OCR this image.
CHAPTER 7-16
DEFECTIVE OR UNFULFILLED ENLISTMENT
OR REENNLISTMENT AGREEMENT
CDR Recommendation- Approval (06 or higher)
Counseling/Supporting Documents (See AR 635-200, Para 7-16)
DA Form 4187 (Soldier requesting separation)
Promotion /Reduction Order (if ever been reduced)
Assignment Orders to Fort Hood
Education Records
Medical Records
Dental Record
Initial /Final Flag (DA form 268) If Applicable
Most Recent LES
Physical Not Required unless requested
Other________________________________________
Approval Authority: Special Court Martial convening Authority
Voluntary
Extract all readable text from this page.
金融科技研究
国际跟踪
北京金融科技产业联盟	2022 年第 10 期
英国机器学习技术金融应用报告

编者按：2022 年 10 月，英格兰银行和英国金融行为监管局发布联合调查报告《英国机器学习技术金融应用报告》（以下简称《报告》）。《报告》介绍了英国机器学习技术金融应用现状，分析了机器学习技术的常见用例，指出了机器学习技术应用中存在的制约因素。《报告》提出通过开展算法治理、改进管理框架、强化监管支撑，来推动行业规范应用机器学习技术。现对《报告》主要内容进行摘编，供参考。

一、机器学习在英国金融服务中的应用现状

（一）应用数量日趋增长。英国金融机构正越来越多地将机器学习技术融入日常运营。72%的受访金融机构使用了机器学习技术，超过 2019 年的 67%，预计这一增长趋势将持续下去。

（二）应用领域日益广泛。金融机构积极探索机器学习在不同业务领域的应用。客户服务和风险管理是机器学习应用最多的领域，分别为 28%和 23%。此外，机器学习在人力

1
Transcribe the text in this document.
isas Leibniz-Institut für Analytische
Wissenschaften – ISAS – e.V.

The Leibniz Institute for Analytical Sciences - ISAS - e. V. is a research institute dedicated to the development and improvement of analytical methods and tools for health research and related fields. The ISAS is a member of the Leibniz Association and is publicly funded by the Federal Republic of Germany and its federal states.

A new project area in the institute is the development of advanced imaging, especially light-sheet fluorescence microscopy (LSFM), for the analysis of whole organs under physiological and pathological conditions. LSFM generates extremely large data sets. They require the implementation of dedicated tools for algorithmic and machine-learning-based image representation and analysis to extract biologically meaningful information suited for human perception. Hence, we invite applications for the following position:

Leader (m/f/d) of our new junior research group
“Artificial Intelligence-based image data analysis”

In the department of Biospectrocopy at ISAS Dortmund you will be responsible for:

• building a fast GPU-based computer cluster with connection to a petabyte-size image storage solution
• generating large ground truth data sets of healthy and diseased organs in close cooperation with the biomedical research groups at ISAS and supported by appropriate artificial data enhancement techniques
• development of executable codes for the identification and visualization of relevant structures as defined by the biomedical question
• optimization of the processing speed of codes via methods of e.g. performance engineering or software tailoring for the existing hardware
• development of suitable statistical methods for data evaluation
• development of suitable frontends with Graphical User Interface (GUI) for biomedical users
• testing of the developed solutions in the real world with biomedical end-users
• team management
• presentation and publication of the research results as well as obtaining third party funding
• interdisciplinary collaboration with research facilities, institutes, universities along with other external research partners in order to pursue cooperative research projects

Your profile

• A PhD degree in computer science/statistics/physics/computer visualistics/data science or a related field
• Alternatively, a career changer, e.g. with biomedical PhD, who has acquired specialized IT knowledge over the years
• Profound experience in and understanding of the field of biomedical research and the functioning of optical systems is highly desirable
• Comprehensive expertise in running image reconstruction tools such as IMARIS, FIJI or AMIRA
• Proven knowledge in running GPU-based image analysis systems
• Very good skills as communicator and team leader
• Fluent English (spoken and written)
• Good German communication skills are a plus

SHORT TASK
Each line of the material above needs to be quoted exactly, please.

TASK OUTPUT
OCR this image.
CHAPTER 7-16
DEFECTIVE OR UNFULFILLED ENLISTMENT
OR REENNLISTMENT AGREEMENT
CDR Recommendation- Approval (06 or higher)
Counseling/Supporting Documents (See AR 635-200, Para 7-16)
DA Form 4187 (Soldier requesting separation)
Promotion /Reduction Order (if ever been reduced)
Assignment Orders to Fort Hood
Education Records
Medical Records
Dental Record
Initial /Final Flag (DA form 268) If Applicable
Most Recent LES
Physical Not Required unless requested
Other________________________________________
Approval Authority: Special Court Martial convening Authority
Voluntary
Extract all readable text from this page.
金融科技研究
国际跟踪
北京金融科技产业联盟	2022 年第 10 期
英国机器学习技术金融应用报告

编者按：2022 年 10 月，英格兰银行和英国金融行为监管局发布联合调查报告《英国机器学习技术金融应用报告》（以下简称《报告》）。《报告》介绍了英国机器学习技术金融应用现状，分析了机器学习技术的常见用例，指出了机器学习技术应用中存在的制约因素。《报告》提出通过开展算法治理、改进管理框架、强化监管支撑，来推动行业规范应用机器学习技术。现对《报告》主要内容进行摘编，供参考。

一、机器学习在英国金融服务中的应用现状

（一）应用数量日趋增长。英国金融机构正越来越多地将机器学习技术融入日常运营。72%的受访金融机构使用了机器学习技术，超过 2019 年的 67%，预计这一增长趋势将持续下去。

（二）应用领域日益广泛。金融机构积极探索机器学习在不同业务领域的应用。客户服务和风险管理是机器学习应用最多的领域，分别为 28%和 23%。此外，机器学习在人力

1
Transcribe the text in this document.
isas Leibniz-Institut für Analytische
Wissenschaften – ISAS – e.V.

The Leibniz Institute for Analytical Sciences - ISAS - e. V. is a research institute dedicated to the development and improvement of analytical methods and tools for health research and related fields. The ISAS is a member of the Leibniz Association and is publicly funded by the Federal Republic of Germany and its federal states.

A new project area in the institute is the development of advanced imaging, especially light-sheet fluorescence microscopy (LSFM), for the analysis of whole organs under physiological and pathological conditions. LSFM generates extremely large data sets. They require the implementation of dedicated tools for algorithmic and machine-learning-based image representation and analysis to extract biologically meaningful information suited for human perception. Hence, we invite applications for the following position:

Leader (m/f/d) of our new junior research group
“Artificial Intelligence-based image data analysis”

In the department of Biospectrocopy at ISAS Dortmund you will be responsible for:

• building a fast GPU-based computer cluster with connection to a petabyte-size image storage solution
• generating large ground truth data sets of healthy and diseased organs in close cooperation with the biomedical research groups at ISAS and supported by appropriate artificial data enhancement techniques
• development of executable codes for the identification and visualization of relevant structures as defined by the biomedical question
• optimization of the processing speed of codes via methods of e.g. performance engineering or software tailoring for the existing hardware
• development of suitable statistical methods for data evaluation
• development of suitable frontends with Graphical User Interface (GUI) for biomedical users
• testing of the developed solutions in the real world with biomedical end-users
• team management
• presentation and publication of the research results as well as obtaining third party funding
• interdisciplinary collaboration with research facilities, institutes, universities along with other external research partners in order to pursue cooperative research projects

Your profile

• A PhD degree in computer science/statistics/physics/computer visualistics/data science or a related field
• Alternatively, a career changer, e.g. with biomedical PhD, who has acquired specialized IT knowledge over the years
• Profound experience in and understanding of the field of biomedical research and the functioning of optical systems is highly desirable
• Comprehensive expertise in running image reconstruction tools such as IMARIS, FIJI or AMIRA
• Proven knowledge in running GPU-based image analysis systems
• Very good skills as communicator and team leader
• Fluent English (spoken and written)
• Good German communication skills are a plus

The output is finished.